— Requirements —
Output every line of the data exactly as it appears.

— Material provided —

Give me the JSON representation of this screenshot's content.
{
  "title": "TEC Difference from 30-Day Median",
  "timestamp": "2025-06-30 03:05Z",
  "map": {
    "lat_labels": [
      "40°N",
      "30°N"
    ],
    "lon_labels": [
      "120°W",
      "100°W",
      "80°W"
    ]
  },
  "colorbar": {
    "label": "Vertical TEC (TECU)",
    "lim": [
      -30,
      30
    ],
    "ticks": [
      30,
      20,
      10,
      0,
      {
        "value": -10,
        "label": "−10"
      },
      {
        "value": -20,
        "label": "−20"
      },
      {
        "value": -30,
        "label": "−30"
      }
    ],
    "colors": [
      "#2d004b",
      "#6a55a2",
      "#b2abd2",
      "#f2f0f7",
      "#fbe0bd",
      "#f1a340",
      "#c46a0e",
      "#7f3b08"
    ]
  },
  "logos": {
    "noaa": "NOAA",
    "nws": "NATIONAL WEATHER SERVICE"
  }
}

— Written response —
Give me the JSON representation of this screenshot's content.
{
  "title": "TEC Difference from 30-Day Median",
  "timestamp": "2025-06-30 03:05Z",
  "map": {
    "lat_labels": [
      "40°N",
      "30°N"
    ],
    "lon_labels": [
      "120°W",
      "100°W",
      "80°W"
    ]
  },
  "colorbar": {
    "label": "Vertical TEC (TECU)",
    "lim": [
      -30,
      30
    ],
    "ticks": [
      30,
      20,
      10,
      0,
      {
        "value": -10,
        "label": "−10"
      },
      {
        "value": -20,
        "label": "−20"
      },
      {
        "value": -30,
        "label": "−30"
      }
    ],
    "colors": [
      "#2d004b",
      "#6a55a2",
      "#b2abd2",
      "#f2f0f7",
      "#fbe0bd",
      "#f1a340",
      "#c46a0e",
      "#7f3b08"
    ]
  },
  "logos": {
    "noaa": "NOAA",
    "nws": "NATIONAL WEATHER SERVICE"
  }
}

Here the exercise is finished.